**** Excerpt to read ****

Chris is an Intensivist and ECMO specialist at the Alfred ICU in Melbourne. He is also a Clinical Adjunct Associate Professor at Monash University. He is a co-founder of the Australia and New Zealand Clinician Educator Network (ANZCEN) and is the Lead for the ANZCEN Clinician Educator Incubator programme. He is on the Board of Directors for the Intensive Care Foundation and is a First Part Examiner for the College of Intensive Care Medicine. He is an internationally recognised Clinician Educator with a passion for helping clinicians learn and for improving the clinical performance of individuals and collectives.

After finishing his medical degree at the University of Auckland, he continued post-graduate training in New Zealand as well as Australia’s Northern Territory, Perth and Melbourne. He has completed fellowship training in both intensive care medicine and emergency medicine, as well as post-graduate training in biochemistry, clinical toxicology, clinical epidemiology, and health professional education.

He is actively involved in in using translational simulation to improve patient care and the design of processes and systems at Alfred Health. He coordinates the Alfred ICU’s education and simulation programmes and runs the unit’s education website, INTENSIVE.  He created the ‘Critically Ill Airway’ course and teaches on numerous courses around the world. He is one of the founders of the FOAM movement (Free Open-Access Medical education) and is co-creator of litfl.com, the RAGE podcast, the Resuscitology course, and the SMACC conference.

His one great achievement is being the father of three amazing children.

**** Source data ****

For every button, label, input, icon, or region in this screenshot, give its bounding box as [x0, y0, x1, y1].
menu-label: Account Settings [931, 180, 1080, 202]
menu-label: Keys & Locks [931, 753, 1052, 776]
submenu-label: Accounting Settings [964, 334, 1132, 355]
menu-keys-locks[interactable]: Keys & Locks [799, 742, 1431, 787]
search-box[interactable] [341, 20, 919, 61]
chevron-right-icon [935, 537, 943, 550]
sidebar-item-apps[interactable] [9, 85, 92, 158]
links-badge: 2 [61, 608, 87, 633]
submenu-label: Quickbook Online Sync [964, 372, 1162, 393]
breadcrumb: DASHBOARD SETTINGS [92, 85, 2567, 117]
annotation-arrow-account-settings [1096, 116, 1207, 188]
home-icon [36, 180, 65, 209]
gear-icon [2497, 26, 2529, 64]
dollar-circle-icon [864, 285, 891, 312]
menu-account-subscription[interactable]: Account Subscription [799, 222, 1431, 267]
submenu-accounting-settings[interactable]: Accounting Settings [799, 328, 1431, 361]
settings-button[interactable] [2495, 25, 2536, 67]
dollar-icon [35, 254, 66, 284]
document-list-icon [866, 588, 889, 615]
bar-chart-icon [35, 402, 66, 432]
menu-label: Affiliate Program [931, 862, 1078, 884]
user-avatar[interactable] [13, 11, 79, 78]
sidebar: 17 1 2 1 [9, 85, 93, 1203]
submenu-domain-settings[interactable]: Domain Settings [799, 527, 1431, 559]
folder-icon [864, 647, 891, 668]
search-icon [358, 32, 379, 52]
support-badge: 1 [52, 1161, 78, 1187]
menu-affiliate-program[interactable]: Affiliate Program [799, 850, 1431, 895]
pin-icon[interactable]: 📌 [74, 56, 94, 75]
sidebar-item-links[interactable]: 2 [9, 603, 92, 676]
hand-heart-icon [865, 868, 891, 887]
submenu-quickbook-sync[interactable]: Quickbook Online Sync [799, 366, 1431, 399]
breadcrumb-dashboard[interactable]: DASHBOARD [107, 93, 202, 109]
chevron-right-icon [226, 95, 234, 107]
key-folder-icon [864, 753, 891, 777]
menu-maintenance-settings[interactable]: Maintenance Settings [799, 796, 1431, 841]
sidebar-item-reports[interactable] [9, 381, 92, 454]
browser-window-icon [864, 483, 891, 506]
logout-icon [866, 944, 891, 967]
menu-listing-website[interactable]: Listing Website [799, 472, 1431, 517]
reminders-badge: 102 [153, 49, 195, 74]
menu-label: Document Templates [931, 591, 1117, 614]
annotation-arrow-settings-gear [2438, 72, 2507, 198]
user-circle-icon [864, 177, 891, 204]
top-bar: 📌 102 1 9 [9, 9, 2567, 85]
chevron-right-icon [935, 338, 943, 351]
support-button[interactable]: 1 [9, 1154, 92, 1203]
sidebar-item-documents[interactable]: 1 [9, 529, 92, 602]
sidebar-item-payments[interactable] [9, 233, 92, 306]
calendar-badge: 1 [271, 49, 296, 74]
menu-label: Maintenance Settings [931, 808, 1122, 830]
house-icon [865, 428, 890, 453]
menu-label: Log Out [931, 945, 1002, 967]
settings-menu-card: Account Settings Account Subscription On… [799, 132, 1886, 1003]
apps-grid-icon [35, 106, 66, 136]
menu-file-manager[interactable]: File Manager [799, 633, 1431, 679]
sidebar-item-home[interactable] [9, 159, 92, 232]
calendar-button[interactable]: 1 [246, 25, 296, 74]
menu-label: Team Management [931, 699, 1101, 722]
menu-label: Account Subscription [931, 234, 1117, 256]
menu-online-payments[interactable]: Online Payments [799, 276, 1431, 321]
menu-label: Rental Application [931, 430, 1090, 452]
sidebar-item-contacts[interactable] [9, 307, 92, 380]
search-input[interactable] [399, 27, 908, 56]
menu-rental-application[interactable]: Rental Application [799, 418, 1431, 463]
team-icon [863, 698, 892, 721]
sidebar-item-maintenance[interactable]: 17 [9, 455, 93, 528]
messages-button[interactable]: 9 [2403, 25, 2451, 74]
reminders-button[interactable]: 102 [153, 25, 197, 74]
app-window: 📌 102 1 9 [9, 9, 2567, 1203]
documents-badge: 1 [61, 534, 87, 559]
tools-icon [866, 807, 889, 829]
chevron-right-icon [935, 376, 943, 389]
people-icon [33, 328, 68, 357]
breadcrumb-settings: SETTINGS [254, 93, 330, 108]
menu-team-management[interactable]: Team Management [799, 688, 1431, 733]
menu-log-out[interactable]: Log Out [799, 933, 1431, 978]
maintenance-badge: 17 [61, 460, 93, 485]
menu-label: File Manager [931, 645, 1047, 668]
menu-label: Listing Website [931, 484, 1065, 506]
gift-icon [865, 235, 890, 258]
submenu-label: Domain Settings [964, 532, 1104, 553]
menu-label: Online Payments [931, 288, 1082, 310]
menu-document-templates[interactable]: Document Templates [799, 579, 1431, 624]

****

_Task item_
Copy the profile of Chris word for word, everything from "He is actively" down to "the Resuscitology course, and the SMACC conference.".

_Response to this exercise_
He is actively involved in in using translational simulation to improve patient care and the design of processes and systems at Alfred Health. He coordinates the Alfred ICU’s education and simulation programmes and runs the unit’s education website, INTENSIVE.  He created the ‘Critically Ill Airway’ course and teaches on numerous courses around the world. He is one of the founders of the FOAM movement (Free Open-Access Medical education) and is co-creator of litfl.com, the RAGE podcast, the Resuscitology course, and the SMACC conference.